━━ Entries

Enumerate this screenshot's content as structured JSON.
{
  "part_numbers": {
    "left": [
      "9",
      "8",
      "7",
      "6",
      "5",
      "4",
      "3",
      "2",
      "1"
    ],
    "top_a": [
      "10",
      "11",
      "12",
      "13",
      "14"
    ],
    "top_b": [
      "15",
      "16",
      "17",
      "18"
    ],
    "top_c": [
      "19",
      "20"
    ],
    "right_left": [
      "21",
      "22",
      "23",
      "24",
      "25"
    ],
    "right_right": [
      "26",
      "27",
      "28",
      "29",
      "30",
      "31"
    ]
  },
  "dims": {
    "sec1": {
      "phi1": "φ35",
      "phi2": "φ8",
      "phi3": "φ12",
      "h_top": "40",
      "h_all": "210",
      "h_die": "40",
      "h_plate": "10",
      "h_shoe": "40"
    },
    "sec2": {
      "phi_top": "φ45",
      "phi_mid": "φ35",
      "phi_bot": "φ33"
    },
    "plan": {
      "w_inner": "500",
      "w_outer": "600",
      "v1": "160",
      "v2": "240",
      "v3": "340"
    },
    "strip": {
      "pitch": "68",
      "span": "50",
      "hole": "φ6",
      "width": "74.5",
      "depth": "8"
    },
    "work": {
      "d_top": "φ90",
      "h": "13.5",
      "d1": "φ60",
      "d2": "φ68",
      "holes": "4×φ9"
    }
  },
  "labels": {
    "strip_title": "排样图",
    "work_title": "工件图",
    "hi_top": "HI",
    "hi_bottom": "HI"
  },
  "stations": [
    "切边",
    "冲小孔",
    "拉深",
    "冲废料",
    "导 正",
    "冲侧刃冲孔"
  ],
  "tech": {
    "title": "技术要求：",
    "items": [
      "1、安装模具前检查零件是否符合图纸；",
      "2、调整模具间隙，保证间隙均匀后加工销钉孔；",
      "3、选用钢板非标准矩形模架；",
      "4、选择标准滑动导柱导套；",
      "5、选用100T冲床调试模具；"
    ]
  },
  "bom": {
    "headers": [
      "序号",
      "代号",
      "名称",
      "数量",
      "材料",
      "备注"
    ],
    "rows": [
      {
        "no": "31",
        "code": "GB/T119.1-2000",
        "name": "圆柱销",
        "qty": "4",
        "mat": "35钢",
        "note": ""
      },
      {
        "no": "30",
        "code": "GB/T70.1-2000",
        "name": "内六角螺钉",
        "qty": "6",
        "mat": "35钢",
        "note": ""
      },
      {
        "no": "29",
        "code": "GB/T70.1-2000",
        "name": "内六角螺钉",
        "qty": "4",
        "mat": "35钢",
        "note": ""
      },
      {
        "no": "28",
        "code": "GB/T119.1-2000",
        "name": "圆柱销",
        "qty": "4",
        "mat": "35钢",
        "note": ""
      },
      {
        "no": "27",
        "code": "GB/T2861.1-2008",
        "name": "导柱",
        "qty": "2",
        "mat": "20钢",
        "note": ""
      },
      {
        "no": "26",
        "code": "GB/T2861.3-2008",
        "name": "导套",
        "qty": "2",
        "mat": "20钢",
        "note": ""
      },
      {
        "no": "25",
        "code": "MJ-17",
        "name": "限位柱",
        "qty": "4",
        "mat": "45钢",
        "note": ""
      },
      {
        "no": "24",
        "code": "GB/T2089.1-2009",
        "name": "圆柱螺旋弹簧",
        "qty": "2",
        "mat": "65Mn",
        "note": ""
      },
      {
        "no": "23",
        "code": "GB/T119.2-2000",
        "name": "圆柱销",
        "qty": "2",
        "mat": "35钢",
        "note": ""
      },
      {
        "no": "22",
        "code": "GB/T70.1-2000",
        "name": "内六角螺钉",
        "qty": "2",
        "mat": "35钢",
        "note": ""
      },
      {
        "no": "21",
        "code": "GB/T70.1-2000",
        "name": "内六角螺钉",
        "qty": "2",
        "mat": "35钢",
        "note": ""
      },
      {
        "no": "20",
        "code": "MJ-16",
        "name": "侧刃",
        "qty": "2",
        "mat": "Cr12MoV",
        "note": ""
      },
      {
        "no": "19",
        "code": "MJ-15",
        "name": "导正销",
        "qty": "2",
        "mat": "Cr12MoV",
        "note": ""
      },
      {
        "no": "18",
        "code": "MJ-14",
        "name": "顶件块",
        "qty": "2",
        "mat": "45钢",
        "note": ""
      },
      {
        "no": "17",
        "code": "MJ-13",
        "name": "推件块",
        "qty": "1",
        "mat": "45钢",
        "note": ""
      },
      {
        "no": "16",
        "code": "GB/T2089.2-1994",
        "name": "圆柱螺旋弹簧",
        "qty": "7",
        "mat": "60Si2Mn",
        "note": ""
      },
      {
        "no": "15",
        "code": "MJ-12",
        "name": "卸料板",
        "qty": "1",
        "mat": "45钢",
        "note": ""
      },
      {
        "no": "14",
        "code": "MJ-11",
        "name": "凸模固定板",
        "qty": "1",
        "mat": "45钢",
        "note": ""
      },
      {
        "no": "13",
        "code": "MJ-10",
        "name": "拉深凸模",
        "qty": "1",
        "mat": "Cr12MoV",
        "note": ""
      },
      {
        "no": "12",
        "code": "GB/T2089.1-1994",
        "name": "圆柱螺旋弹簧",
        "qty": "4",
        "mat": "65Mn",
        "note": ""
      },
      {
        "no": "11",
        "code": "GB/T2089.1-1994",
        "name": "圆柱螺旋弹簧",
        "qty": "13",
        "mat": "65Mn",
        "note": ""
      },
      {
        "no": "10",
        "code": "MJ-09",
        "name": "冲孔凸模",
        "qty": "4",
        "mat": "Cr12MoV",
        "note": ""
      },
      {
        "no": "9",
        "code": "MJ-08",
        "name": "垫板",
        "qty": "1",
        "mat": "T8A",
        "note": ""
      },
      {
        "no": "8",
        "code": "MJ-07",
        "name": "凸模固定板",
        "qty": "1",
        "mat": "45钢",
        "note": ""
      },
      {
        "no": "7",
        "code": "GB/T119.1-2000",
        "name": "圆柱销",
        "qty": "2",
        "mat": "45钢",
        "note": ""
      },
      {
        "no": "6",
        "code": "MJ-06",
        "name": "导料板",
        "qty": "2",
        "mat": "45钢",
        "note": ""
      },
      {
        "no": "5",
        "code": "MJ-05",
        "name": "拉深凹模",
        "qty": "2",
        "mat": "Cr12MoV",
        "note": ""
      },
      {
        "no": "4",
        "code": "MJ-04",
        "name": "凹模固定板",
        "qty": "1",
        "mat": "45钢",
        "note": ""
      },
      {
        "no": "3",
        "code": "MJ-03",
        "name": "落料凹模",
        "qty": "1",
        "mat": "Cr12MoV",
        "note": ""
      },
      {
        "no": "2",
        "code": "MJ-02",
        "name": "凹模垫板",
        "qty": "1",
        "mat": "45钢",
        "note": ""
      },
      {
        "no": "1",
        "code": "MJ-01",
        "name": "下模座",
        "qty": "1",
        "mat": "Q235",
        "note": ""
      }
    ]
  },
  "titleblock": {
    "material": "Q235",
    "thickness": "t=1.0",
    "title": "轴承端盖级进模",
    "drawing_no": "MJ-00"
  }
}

━━━━

### [Work to complete]
Print the records once more, exactly as they were given.

### [Exercise response]
Enumerate this screenshot's content as structured JSON.
{
  "part_numbers": {
    "left": [
      "9",
      "8",
      "7",
      "6",
      "5",
      "4",
      "3",
      "2",
      "1"
    ],
    "top_a": [
      "10",
      "11",
      "12",
      "13",
      "14"
    ],
    "top_b": [
      "15",
      "16",
      "17",
      "18"
    ],
    "top_c": [
      "19",
      "20"
    ],
    "right_left": [
      "21",
      "22",
      "23",
      "24",
      "25"
    ],
    "right_right": [
      "26",
      "27",
      "28",
      "29",
      "30",
      "31"
    ]
  },
  "dims": {
    "sec1": {
      "phi1": "φ35",
      "phi2": "φ8",
      "phi3": "φ12",
      "h_top": "40",
      "h_all": "210",
      "h_die": "40",
      "h_plate": "10",
      "h_shoe": "40"
    },
    "sec2": {
      "phi_top": "φ45",
      "phi_mid": "φ35",
      "phi_bot": "φ33"
    },
    "plan": {
      "w_inner": "500",
      "w_outer": "600",
      "v1": "160",
      "v2": "240",
      "v3": "340"
    },
    "strip": {
      "pitch": "68",
      "span": "50",
      "hole": "φ6",
      "width": "74.5",
      "depth": "8"
    },
    "work": {
      "d_top": "φ90",
      "h": "13.5",
      "d1": "φ60",
      "d2": "φ68",
      "holes": "4×φ9"
    }
  },
  "labels": {
    "strip_title": "排样图",
    "work_title": "工件图",
    "hi_top": "HI",
    "hi_bottom": "HI"
  },
  "stations": [
    "切边",
    "冲小孔",
    "拉深",
    "冲废料",
    "导 正",
    "冲侧刃冲孔"
  ],
  "tech": {
    "title": "技术要求：",
    "items": [
      "1、安装模具前检查零件是否符合图纸；",
      "2、调整模具间隙，保证间隙均匀后加工销钉孔；",
      "3、选用钢板非标准矩形模架；",
      "4、选择标准滑动导柱导套；",
      "5、选用100T冲床调试模具；"
    ]
  },
  "bom": {
    "headers": [
      "序号",
      "代号",
      "名称",
      "数量",
      "材料",
      "备注"
    ],
    "rows": [
      {
        "no": "31",
        "code": "GB/T119.1-2000",
        "name": "圆柱销",
        "qty": "4",
        "mat": "35钢",
        "note": ""
      },
      {
        "no": "30",
        "code": "GB/T70.1-2000",
        "name": "内六角螺钉",
        "qty": "6",
        "mat": "35钢",
        "note": ""
      },
      {
        "no": "29",
        "code": "GB/T70.1-2000",
        "name": "内六角螺钉",
        "qty": "4",
        "mat": "35钢",
        "note": ""
      },
      {
        "no": "28",
        "code": "GB/T119.1-2000",
        "name": "圆柱销",
        "qty": "4",
        "mat": "35钢",
        "note": ""
      },
      {
        "no": "27",
        "code": "GB/T2861.1-2008",
        "name": "导柱",
        "qty": "2",
        "mat": "20钢",
        "note": ""
      },
      {
        "no": "26",
        "code": "GB/T2861.3-2008",
        "name": "导套",
        "qty": "2",
        "mat": "20钢",
        "note": ""
      },
      {
        "no": "25",
        "code": "MJ-17",
        "name": "限位柱",
        "qty": "4",
        "mat": "45钢",
        "note": ""
      },
      {
        "no": "24",
        "code": "GB/T2089.1-2009",
        "name": "圆柱螺旋弹簧",
        "qty": "2",
        "mat": "65Mn",
        "note": ""
      },
      {
        "no": "23",
        "code": "GB/T119.2-2000",
        "name": "圆柱销",
        "qty": "2",
        "mat": "35钢",
        "note": ""
      },
      {
        "no": "22",
        "code": "GB/T70.1-2000",
        "name": "内六角螺钉",
        "qty": "2",
        "mat": "35钢",
        "note": ""
      },
      {
        "no": "21",
        "code": "GB/T70.1-2000",
        "name": "内六角螺钉",
        "qty": "2",
        "mat": "35钢",
        "note": ""
      },
      {
        "no": "20",
        "code": "MJ-16",
        "name": "侧刃",
        "qty": "2",
        "mat": "Cr12MoV",
        "note": ""
      },
      {
        "no": "19",
        "code": "MJ-15",
        "name": "导正销",
        "qty": "2",
        "mat": "Cr12MoV",
        "note": ""
      },
      {
        "no": "18",
        "code": "MJ-14",
        "name": "顶件块",
        "qty": "2",
        "mat": "45钢",
        "note": ""
      },
      {
        "no": "17",
        "code": "MJ-13",
        "name": "推件块",
        "qty": "1",
        "mat": "45钢",
        "note": ""
      },
      {
        "no": "16",
        "code": "GB/T2089.2-1994",
        "name": "圆柱螺旋弹簧",
        "qty": "7",
        "mat": "60Si2Mn",
        "note": ""
      },
      {
        "no": "15",
        "code": "MJ-12",
        "name": "卸料板",
        "qty": "1",
        "mat": "45钢",
        "note": ""
      },
      {
        "no": "14",
        "code": "MJ-11",
        "name": "凸模固定板",
        "qty": "1",
        "mat": "45钢",
        "note": ""
      },
      {
        "no": "13",
        "code": "MJ-10",
        "name": "拉深凸模",
        "qty": "1",
        "mat": "Cr12MoV",
        "note": ""
      },
      {
        "no": "12",
        "code": "GB/T2089.1-1994",
        "name": "圆柱螺旋弹簧",
        "qty": "4",
        "mat": "65Mn",
        "note": ""
      },
      {
        "no": "11",
        "code": "GB/T2089.1-1994",
        "name": "圆柱螺旋弹簧",
        "qty": "13",
        "mat": "65Mn",
        "note": ""
      },
      {
        "no": "10",
        "code": "MJ-09",
        "name": "冲孔凸模",
        "qty": "4",
        "mat": "Cr12MoV",
        "note": ""
      },
      {
        "no": "9",
        "code": "MJ-08",
        "name": "垫板",
        "qty": "1",
        "mat": "T8A",
        "note": ""
      },
      {
        "no": "8",
        "code": "MJ-07",
        "name": "凸模固定板",
        "qty": "1",
        "mat": "45钢",
        "note": ""
      },
      {
        "no": "7",
        "code": "GB/T119.1-2000",
        "name": "圆柱销",
        "qty": "2",
        "mat": "45钢",
        "note": ""
      },
      {
        "no": "6",
        "code": "MJ-06",
        "name": "导料板",
        "qty": "2",
        "mat": "45钢",
        "note": ""
      },
      {
        "no": "5",
        "code": "MJ-05",
        "name": "拉深凹模",
        "qty": "2",
        "mat": "Cr12MoV",
        "note": ""
      },
      {
        "no": "4",
        "code": "MJ-04",
        "name": "凹模固定板",
        "qty": "1",
        "mat": "45钢",
        "note": ""
      },
      {
        "no": "3",
        "code": "MJ-03",
        "name": "落料凹模",
        "qty": "1",
        "mat": "Cr12MoV",
        "note": ""
      },
      {
        "no": "2",
        "code": "MJ-02",
        "name": "凹模垫板",
        "qty": "1",
        "mat": "45钢",
        "note": ""
      },
      {
        "no": "1",
        "code": "MJ-01",
        "name": "下模座",
        "qty": "1",
        "mat": "Q235",
        "note": ""
      }
    ]
  },
  "titleblock": {
    "material": "Q235",
    "thickness": "t=1.0",
    "title": "轴承端盖级进模",
    "drawing_no": "MJ-00"
  }
}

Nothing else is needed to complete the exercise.